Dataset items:
## Begin

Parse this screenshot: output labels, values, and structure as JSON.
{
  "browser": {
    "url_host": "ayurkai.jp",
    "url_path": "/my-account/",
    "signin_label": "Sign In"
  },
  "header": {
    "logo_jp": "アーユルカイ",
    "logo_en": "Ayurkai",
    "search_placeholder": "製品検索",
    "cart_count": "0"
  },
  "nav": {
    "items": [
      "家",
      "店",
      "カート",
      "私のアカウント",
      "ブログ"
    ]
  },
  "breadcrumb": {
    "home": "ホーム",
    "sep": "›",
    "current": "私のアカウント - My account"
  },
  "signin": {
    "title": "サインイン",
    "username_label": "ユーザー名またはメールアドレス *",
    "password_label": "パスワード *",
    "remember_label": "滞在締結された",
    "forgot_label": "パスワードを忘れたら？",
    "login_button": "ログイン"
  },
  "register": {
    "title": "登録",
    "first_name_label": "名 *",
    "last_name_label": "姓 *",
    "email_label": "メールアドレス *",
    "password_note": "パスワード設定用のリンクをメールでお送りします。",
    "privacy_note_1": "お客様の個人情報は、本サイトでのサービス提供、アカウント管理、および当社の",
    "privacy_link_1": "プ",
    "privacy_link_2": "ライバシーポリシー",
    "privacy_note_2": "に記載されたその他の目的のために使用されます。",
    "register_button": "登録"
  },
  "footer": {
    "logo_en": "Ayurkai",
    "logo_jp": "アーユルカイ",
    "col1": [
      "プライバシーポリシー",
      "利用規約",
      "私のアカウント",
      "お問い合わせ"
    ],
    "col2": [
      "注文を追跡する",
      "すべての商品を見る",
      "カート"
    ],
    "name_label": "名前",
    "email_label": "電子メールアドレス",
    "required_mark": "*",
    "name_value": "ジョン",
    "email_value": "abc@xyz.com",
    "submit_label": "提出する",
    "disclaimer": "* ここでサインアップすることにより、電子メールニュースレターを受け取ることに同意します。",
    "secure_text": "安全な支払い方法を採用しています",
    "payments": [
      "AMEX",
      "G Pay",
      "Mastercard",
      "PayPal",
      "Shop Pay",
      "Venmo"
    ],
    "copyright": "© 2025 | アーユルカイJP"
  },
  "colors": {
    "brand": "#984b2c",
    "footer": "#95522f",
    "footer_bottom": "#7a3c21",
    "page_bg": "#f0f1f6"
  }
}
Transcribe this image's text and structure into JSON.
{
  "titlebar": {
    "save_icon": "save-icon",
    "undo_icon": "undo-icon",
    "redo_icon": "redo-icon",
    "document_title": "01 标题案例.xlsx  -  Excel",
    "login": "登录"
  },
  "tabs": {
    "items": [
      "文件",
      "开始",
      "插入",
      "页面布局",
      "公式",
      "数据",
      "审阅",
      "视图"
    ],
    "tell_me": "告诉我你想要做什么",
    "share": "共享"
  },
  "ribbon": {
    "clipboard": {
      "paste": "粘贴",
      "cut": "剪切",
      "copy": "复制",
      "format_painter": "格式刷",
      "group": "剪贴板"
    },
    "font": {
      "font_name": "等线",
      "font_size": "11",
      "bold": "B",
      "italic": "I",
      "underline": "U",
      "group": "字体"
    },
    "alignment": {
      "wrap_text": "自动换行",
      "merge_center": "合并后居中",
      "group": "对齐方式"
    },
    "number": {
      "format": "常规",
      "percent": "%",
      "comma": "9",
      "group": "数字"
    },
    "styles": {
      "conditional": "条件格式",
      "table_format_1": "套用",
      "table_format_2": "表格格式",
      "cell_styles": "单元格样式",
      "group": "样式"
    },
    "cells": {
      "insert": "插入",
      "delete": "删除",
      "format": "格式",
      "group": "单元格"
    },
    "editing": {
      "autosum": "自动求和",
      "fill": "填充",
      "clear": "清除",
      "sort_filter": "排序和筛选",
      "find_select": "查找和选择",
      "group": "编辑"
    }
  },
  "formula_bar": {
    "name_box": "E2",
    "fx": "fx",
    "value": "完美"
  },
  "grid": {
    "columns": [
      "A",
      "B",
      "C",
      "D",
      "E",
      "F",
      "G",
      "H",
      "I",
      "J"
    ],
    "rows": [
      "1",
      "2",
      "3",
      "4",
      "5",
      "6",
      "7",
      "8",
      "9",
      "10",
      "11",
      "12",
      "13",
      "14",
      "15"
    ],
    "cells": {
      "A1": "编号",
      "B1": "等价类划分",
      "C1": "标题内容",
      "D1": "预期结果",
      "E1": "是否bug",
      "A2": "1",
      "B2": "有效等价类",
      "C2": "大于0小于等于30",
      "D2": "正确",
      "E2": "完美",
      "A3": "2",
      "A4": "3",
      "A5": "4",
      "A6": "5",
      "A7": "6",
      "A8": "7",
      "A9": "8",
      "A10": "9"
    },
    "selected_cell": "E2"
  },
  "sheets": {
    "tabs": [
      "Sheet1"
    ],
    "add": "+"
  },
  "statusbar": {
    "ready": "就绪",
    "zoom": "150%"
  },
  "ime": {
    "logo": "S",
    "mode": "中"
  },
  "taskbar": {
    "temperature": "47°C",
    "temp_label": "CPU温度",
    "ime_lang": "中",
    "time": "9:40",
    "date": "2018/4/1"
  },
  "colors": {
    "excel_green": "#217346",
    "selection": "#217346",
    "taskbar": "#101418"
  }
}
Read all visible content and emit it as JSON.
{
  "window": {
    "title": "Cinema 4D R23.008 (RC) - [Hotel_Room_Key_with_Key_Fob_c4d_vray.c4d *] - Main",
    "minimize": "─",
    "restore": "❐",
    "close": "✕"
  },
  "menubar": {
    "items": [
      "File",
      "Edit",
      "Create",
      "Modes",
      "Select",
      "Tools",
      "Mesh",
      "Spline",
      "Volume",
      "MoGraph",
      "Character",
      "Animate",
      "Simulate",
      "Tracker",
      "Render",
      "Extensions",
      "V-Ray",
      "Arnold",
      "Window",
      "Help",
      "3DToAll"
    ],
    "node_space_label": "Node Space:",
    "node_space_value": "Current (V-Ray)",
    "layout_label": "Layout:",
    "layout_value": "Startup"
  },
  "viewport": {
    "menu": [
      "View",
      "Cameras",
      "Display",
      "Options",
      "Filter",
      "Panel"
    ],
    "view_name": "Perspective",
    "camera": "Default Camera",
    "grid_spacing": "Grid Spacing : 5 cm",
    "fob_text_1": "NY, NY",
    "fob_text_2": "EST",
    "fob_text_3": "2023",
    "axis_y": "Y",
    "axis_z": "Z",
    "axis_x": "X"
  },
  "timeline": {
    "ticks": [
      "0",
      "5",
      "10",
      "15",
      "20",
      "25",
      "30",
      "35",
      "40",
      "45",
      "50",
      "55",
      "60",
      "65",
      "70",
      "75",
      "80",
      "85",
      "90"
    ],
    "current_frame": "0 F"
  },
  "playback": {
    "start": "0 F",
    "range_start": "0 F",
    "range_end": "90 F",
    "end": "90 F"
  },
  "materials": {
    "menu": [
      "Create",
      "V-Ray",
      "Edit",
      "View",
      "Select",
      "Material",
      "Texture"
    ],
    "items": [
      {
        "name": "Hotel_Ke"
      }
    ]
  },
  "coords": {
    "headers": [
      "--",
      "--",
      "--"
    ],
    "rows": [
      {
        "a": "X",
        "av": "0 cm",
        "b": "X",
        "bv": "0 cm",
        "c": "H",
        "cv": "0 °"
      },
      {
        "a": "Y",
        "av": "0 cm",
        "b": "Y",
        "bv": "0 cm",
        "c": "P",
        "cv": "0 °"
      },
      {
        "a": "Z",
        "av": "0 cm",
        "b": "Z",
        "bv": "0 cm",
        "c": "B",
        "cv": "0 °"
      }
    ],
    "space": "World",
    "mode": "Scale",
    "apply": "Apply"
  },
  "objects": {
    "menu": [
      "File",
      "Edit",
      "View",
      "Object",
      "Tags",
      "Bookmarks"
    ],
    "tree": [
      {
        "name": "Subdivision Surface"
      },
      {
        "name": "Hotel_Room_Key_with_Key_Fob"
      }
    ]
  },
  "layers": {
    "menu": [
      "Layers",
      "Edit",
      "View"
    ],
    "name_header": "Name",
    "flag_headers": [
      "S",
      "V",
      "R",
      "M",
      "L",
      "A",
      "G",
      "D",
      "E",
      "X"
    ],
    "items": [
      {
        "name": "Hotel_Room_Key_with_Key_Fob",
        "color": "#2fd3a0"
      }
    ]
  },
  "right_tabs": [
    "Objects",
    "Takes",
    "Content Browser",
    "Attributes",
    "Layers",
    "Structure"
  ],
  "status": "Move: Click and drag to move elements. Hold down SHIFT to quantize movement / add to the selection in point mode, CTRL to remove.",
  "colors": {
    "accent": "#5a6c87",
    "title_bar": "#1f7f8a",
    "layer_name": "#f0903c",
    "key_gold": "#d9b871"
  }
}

## End

:: Directions for this task ::
Of the lines in the listing above, how many hold the string "account"? Reply with the number only.

:: Result for this exercise ::
2